Testo in esame:
= = = =
In Italia l’inquinamento da Pfas viene collegato al Veneto, dove sono almeno 400mila le persone il cui sangue è contaminato e dove le “Mamme no Pfas” dal 2015 lottano con le magliette su cui riportano la concentrazione nel siero dei loro figli proprio dei famigerati Pfoa e Pfos. E tuttavia gli ultimi dati, pubblicati la settimana scorsa dalla Ong ambientalista Greenpeace, aumentano la preoccupazione sulla situazione in particolare del Piemonte. Secondo un rapporto basato su dati ufficiali di enti pubblici, le acque potabili piemontesi non sono contaminate solo nella provincia di Alessandria, ma anche in oltre 70 Comuni della città metropolitana di Torino, capoluogo compreso, e della provincia di Novara. Sarebbero circa 125mila i piemontesi che avrebbero bevuto acqua contenente Pfoa negli ultimi anni. Lo stabilimento Solvay di Spinetta Marengo, nel Comune di Alessandria (oggi unico produttore di Pfas in Italia, era indicato già nello studio Perforce dell’Università Stoccolma 2007) era indicato come presunto responsabile dello sversamento di molecole perfluoroalchiliche nel bacino del Po, ma nel tempo il “terreno” della contaminazione si è di molto allargato. Nel 2019 Arpa Piemonte aveva pubblicato uno studio epidemiologico che dimostrava la maggiore incidenza di molte malattie su una coorte di abitanti proprio a Spineta Marengo, a seguito del quale la Regione Piemonte aveva imposto una serie di limiti allo scarico in ambiente. Misure che ora vanno verificate alla luce dei dati pubblicati da Greenpeace.
= = = =
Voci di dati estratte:
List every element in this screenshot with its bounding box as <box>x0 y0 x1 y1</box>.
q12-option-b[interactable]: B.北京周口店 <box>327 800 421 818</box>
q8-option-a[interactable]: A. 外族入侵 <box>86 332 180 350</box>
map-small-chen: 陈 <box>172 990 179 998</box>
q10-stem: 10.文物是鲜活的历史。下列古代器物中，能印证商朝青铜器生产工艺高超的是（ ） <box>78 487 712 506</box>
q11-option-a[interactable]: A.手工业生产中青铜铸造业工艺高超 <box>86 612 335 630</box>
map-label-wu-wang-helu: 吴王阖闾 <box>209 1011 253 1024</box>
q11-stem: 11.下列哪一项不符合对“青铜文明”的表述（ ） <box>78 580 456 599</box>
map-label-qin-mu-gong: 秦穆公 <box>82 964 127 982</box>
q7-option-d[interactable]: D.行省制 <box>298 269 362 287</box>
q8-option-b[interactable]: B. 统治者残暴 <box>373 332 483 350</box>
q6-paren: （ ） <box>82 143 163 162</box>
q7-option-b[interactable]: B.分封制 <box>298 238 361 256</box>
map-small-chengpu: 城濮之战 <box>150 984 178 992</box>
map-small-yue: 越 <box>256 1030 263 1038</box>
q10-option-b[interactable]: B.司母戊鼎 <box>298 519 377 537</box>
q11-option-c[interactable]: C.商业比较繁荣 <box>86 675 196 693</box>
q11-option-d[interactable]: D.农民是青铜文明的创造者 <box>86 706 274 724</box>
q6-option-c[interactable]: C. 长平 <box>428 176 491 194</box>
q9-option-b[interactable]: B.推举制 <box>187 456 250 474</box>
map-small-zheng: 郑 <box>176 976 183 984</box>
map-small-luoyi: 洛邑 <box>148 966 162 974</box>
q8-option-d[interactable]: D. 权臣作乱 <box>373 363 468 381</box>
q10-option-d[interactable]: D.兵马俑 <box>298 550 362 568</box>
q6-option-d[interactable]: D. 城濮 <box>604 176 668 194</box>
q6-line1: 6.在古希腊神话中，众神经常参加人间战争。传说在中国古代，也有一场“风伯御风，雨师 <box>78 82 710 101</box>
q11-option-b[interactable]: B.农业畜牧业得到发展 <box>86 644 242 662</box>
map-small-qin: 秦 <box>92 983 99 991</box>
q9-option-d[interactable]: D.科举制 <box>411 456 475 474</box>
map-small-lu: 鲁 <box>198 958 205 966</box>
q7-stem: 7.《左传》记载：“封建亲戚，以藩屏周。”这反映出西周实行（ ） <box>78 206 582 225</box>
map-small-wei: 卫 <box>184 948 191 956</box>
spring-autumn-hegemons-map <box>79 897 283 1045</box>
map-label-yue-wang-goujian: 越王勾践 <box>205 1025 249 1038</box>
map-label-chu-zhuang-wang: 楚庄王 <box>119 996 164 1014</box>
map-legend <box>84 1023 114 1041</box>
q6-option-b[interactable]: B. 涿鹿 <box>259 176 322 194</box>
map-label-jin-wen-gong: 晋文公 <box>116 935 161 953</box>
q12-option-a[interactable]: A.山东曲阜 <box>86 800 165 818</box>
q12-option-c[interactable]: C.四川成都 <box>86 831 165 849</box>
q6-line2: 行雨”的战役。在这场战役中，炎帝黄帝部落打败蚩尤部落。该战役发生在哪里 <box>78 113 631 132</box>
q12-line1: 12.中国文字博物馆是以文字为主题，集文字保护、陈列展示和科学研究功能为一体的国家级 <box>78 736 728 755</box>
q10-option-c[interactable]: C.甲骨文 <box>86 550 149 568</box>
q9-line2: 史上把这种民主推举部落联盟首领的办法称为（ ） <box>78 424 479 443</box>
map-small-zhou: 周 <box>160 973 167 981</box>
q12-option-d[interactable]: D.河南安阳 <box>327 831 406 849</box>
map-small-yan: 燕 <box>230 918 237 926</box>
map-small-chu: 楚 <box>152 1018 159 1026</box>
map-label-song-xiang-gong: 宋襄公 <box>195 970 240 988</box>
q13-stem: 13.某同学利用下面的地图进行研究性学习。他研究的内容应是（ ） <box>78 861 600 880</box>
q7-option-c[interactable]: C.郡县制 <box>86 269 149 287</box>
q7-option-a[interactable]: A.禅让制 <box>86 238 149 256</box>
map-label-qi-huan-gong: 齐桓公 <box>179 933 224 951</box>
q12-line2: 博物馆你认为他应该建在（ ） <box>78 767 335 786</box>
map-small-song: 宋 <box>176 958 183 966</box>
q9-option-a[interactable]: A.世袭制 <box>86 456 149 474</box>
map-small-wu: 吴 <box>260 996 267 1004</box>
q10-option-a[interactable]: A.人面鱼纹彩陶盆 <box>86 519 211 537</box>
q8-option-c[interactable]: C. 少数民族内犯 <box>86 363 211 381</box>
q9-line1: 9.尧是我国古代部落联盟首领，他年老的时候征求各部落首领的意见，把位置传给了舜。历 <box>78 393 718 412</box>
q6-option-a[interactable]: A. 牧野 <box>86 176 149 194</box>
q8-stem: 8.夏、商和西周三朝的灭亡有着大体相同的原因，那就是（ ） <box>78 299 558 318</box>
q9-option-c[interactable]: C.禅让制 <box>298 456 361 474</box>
= = = =
Operazione richiesta:
Prosegui il testo sull'inquinamento da Pfas in Piemonte partendo dalla sua ultima frase.

Risposta:
A Nord Est, nel frattempo, continua il processo a 15 manager che nel tempo si sono alternati alla guida della Miteni, l’azienda presunta responsabile dell’inquinamento. Durante l’ultima udienza, il 1° febbraio scorso, è intervenuto il geologo Andrea Sottani come teste della difesa, dal 2001 tra gli esperti di acque sotterranee nell’ambito del progetto Giada della Provincia di Vicenza per lo studio dell’idrogeologia nell’area in cui sorge lo stabilimento di Trissino. Dalla sua deposizione è emerso che nella falda sottostante la fabbrica oltre a Pfas e GenX (composti di nuova generazione) sono state rilevate anche sostanze benzotrifuoruriche (Btf) e che l’azienda chimica vicentina era a conoscenza di tutto questo fin dal 1998, quando si era rivolta a una società terza per realizzare una barriera di emungimento per filtrare le acque inquinate.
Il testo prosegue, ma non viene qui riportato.